- **Material provided**

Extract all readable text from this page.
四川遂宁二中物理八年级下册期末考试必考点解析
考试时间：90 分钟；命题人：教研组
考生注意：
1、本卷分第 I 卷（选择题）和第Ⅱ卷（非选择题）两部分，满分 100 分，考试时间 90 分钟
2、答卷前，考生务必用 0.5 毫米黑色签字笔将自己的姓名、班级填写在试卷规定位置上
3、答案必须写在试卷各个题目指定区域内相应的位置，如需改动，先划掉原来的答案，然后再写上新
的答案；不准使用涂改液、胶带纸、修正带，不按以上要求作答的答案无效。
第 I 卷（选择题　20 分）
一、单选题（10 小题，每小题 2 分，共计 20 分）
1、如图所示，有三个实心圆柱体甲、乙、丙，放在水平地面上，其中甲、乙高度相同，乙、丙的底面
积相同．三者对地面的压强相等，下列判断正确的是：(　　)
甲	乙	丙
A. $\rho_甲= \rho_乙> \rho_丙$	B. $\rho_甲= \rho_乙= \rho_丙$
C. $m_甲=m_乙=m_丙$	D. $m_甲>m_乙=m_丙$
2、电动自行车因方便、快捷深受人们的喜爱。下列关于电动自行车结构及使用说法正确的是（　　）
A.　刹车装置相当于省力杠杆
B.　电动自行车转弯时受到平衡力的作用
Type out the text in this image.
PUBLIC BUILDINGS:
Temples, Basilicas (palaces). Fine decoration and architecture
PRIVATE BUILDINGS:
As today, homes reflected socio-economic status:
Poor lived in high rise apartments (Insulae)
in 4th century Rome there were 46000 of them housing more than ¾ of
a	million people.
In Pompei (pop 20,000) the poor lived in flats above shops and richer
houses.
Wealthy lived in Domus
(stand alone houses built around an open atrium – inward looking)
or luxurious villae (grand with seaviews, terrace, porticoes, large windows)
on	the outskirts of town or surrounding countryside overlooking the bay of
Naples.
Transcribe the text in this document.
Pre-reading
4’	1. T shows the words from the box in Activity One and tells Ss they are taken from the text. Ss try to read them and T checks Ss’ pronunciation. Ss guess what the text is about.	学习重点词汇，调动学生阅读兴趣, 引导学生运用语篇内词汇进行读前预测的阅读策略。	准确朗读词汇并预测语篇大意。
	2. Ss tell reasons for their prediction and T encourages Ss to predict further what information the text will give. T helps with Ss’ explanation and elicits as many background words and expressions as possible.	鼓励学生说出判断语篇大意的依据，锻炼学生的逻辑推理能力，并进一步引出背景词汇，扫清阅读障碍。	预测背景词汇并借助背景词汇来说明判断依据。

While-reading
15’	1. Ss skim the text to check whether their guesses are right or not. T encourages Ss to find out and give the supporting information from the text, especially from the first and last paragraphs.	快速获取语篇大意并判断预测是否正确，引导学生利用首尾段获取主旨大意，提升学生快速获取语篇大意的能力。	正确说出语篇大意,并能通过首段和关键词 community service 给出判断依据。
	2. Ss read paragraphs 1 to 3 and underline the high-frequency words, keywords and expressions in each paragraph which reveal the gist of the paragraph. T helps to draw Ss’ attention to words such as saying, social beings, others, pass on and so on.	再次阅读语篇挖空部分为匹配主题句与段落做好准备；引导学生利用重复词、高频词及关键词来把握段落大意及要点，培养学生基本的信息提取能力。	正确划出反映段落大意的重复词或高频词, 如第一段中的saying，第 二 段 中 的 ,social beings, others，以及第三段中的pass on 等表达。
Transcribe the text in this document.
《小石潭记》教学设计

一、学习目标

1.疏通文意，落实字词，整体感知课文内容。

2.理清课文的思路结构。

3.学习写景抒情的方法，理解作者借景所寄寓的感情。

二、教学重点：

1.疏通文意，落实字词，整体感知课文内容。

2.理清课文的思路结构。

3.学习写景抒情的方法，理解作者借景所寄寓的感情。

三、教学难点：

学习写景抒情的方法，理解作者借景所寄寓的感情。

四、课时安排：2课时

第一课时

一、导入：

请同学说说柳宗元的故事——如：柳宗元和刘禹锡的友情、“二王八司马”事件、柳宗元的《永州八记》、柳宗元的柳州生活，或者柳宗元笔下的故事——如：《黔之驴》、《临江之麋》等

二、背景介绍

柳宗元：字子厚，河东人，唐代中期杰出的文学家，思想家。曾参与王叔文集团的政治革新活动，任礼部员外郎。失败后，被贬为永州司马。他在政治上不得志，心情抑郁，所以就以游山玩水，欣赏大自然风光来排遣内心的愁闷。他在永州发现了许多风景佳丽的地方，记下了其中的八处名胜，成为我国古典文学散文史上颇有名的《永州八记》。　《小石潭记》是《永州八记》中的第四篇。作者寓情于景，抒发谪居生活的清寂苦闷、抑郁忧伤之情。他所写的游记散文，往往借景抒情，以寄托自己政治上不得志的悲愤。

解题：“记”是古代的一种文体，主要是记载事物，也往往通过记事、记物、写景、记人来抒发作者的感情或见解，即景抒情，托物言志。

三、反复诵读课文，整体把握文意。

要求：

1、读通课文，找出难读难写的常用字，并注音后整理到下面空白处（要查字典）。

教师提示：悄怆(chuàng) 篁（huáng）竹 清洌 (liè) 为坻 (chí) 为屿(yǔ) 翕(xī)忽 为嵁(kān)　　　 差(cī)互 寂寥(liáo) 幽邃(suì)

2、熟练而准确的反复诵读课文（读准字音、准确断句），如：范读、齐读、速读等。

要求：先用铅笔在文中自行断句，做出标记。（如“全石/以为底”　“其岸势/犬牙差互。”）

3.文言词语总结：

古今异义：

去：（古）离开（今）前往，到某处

- **What you will do**
Exactly reproduce all of the entries.

- **Task result**
Extract all readable text from this page.
四川遂宁二中物理八年级下册期末考试必考点解析
考试时间：90 分钟；命题人：教研组
考生注意：
1、本卷分第 I 卷（选择题）和第Ⅱ卷（非选择题）两部分，满分 100 分，考试时间 90 分钟
2、答卷前，考生务必用 0.5 毫米黑色签字笔将自己的姓名、班级填写在试卷规定位置上
3、答案必须写在试卷各个题目指定区域内相应的位置，如需改动，先划掉原来的答案，然后再写上新
的答案；不准使用涂改液、胶带纸、修正带，不按以上要求作答的答案无效。
第 I 卷（选择题　20 分）
一、单选题（10 小题，每小题 2 分，共计 20 分）
1、如图所示，有三个实心圆柱体甲、乙、丙，放在水平地面上，其中甲、乙高度相同，乙、丙的底面
积相同．三者对地面的压强相等，下列判断正确的是：(　　)
甲	乙	丙
A. $\rho_甲= \rho_乙> \rho_丙$	B. $\rho_甲= \rho_乙= \rho_丙$
C. $m_甲=m_乙=m_丙$	D. $m_甲>m_乙=m_丙$
2、电动自行车因方便、快捷深受人们的喜爱。下列关于电动自行车结构及使用说法正确的是（　　）
A.　刹车装置相当于省力杠杆
B.　电动自行车转弯时受到平衡力的作用
Type out the text in this image.
PUBLIC BUILDINGS:
Temples, Basilicas (palaces). Fine decoration and architecture
PRIVATE BUILDINGS:
As today, homes reflected socio-economic status:
Poor lived in high rise apartments (Insulae)
in 4th century Rome there were 46000 of them housing more than ¾ of
a	million people.
In Pompei (pop 20,000) the poor lived in flats above shops and richer
houses.
Wealthy lived in Domus
(stand alone houses built around an open atrium – inward looking)
or luxurious villae (grand with seaviews, terrace, porticoes, large windows)
on	the outskirts of town or surrounding countryside overlooking the bay of
Naples.
Transcribe the text in this document.
Pre-reading
4’	1. T shows the words from the box in Activity One and tells Ss they are taken from the text. Ss try to read them and T checks Ss’ pronunciation. Ss guess what the text is about.	学习重点词汇，调动学生阅读兴趣, 引导学生运用语篇内词汇进行读前预测的阅读策略。	准确朗读词汇并预测语篇大意。
	2. Ss tell reasons for their prediction and T encourages Ss to predict further what information the text will give. T helps with Ss’ explanation and elicits as many background words and expressions as possible.	鼓励学生说出判断语篇大意的依据，锻炼学生的逻辑推理能力，并进一步引出背景词汇，扫清阅读障碍。	预测背景词汇并借助背景词汇来说明判断依据。

While-reading
15’	1. Ss skim the text to check whether their guesses are right or not. T encourages Ss to find out and give the supporting information from the text, especially from the first and last paragraphs.	快速获取语篇大意并判断预测是否正确，引导学生利用首尾段获取主旨大意，提升学生快速获取语篇大意的能力。	正确说出语篇大意,并能通过首段和关键词 community service 给出判断依据。
	2. Ss read paragraphs 1 to 3 and underline the high-frequency words, keywords and expressions in each paragraph which reveal the gist of the paragraph. T helps to draw Ss’ attention to words such as saying, social beings, others, pass on and so on.	再次阅读语篇挖空部分为匹配主题句与段落做好准备；引导学生利用重复词、高频词及关键词来把握段落大意及要点，培养学生基本的信息提取能力。	正确划出反映段落大意的重复词或高频词, 如第一段中的saying，第 二 段 中 的 ,social beings, others，以及第三段中的pass on 等表达。
Transcribe the text in this document.
《小石潭记》教学设计

一、学习目标

1.疏通文意，落实字词，整体感知课文内容。

2.理清课文的思路结构。

3.学习写景抒情的方法，理解作者借景所寄寓的感情。

二、教学重点：

1.疏通文意，落实字词，整体感知课文内容。

2.理清课文的思路结构。

3.学习写景抒情的方法，理解作者借景所寄寓的感情。

三、教学难点：

学习写景抒情的方法，理解作者借景所寄寓的感情。

四、课时安排：2课时

第一课时

一、导入：

请同学说说柳宗元的故事——如：柳宗元和刘禹锡的友情、“二王八司马”事件、柳宗元的《永州八记》、柳宗元的柳州生活，或者柳宗元笔下的故事——如：《黔之驴》、《临江之麋》等

二、背景介绍

柳宗元：字子厚，河东人，唐代中期杰出的文学家，思想家。曾参与王叔文集团的政治革新活动，任礼部员外郎。失败后，被贬为永州司马。他在政治上不得志，心情抑郁，所以就以游山玩水，欣赏大自然风光来排遣内心的愁闷。他在永州发现了许多风景佳丽的地方，记下了其中的八处名胜，成为我国古典文学散文史上颇有名的《永州八记》。　《小石潭记》是《永州八记》中的第四篇。作者寓情于景，抒发谪居生活的清寂苦闷、抑郁忧伤之情。他所写的游记散文，往往借景抒情，以寄托自己政治上不得志的悲愤。

解题：“记”是古代的一种文体，主要是记载事物，也往往通过记事、记物、写景、记人来抒发作者的感情或见解，即景抒情，托物言志。

三、反复诵读课文，整体把握文意。

要求：

1、读通课文，找出难读难写的常用字，并注音后整理到下面空白处（要查字典）。

教师提示：悄怆(chuàng) 篁（huáng）竹 清洌 (liè) 为坻 (chí) 为屿(yǔ) 翕(xī)忽 为嵁(kān)　　　 差(cī)互 寂寥(liáo) 幽邃(suì)

2、熟练而准确的反复诵读课文（读准字音、准确断句），如：范读、齐读、速读等。

要求：先用铅笔在文中自行断句，做出标记。（如“全石/以为底”　“其岸势/犬牙差互。”）

3.文言词语总结：

古今异义：

去：（古）离开（今）前往，到某处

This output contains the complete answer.